Given task = Say how many lines contain the string "LOAD". Give no other output.

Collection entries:
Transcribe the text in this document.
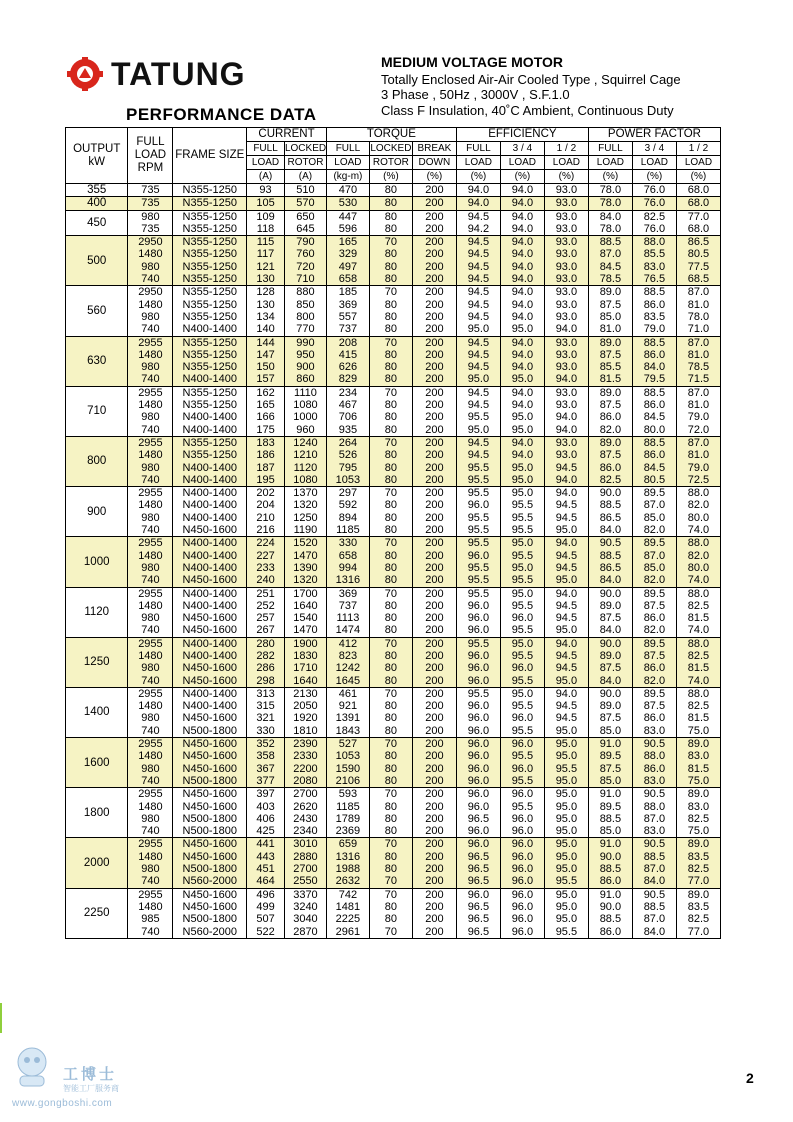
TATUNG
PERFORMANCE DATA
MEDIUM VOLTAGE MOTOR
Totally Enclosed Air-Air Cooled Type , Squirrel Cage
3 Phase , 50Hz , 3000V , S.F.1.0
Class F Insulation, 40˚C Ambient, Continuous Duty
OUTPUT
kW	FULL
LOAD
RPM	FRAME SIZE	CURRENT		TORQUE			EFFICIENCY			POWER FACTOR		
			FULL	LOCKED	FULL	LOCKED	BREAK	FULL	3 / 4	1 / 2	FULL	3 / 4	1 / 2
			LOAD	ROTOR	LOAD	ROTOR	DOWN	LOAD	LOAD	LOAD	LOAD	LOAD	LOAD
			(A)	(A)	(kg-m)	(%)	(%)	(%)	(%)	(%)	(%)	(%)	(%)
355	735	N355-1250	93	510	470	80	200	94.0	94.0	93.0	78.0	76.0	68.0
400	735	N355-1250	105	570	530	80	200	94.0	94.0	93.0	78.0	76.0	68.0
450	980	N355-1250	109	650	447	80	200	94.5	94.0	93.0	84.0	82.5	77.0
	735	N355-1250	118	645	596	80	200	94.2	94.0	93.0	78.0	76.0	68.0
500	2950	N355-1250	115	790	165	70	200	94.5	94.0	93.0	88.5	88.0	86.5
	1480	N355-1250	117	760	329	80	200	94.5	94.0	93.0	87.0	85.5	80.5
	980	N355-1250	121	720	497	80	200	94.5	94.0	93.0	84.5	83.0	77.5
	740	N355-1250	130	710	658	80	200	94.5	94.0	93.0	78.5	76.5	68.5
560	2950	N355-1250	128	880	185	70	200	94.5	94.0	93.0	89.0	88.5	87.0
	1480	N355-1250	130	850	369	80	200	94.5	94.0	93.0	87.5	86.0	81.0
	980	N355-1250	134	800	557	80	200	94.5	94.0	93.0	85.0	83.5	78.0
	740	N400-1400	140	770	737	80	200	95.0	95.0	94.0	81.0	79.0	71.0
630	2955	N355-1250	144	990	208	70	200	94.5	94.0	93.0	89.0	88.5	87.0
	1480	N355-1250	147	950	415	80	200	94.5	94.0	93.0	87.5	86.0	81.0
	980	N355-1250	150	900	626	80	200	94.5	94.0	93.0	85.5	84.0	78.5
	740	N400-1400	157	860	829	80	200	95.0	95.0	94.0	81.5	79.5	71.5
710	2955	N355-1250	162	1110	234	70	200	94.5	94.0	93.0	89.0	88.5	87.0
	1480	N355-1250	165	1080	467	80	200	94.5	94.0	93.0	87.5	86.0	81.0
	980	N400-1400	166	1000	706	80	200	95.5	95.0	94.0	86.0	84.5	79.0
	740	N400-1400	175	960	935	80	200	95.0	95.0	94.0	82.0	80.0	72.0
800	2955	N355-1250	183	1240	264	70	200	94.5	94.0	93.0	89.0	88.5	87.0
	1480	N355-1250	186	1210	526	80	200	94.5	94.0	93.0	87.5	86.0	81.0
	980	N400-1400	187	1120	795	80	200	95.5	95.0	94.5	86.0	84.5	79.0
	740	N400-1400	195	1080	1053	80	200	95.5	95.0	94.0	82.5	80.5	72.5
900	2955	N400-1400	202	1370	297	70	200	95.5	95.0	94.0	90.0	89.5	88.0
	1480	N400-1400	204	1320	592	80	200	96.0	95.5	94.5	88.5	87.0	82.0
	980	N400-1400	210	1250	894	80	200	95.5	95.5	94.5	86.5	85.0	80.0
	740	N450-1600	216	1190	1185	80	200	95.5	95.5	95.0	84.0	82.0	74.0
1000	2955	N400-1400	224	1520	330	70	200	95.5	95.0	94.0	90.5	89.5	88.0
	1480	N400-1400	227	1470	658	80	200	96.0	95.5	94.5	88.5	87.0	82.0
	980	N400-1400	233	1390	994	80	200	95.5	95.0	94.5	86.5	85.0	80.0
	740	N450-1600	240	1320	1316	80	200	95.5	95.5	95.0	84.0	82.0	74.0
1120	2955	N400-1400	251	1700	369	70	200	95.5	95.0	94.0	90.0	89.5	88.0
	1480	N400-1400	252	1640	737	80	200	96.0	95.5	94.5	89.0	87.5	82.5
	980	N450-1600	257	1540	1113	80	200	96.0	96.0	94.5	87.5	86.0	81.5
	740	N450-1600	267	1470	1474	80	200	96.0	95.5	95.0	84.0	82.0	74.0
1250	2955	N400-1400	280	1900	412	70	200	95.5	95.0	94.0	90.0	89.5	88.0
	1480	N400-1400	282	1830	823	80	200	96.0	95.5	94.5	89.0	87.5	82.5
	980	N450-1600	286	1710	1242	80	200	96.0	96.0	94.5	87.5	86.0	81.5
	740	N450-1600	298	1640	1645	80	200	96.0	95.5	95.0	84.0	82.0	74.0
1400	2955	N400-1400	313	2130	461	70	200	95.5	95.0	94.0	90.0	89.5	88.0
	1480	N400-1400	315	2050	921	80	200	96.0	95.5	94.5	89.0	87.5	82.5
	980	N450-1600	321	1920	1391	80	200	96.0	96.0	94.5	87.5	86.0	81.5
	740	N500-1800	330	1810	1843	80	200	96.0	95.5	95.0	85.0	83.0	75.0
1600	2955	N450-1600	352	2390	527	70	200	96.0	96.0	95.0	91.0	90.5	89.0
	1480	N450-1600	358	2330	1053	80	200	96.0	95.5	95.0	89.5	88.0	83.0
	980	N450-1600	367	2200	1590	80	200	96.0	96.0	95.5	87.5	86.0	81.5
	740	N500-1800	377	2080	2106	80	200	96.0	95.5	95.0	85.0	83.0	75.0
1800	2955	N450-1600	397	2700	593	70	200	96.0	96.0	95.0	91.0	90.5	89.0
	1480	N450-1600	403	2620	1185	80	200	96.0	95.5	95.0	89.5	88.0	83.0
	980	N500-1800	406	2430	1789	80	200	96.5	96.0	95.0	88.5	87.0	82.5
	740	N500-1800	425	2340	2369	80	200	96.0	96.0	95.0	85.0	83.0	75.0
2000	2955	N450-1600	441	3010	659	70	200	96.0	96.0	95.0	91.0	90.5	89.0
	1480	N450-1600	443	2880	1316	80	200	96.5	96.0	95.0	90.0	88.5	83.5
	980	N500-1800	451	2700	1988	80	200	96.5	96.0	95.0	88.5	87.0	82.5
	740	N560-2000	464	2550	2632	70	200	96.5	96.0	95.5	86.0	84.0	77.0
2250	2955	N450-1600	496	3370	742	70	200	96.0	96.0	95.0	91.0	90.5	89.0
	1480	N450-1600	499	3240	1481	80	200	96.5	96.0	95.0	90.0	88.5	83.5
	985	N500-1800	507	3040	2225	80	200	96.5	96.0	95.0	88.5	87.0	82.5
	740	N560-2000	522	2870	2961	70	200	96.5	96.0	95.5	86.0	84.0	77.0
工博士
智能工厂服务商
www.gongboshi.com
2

Reply = 2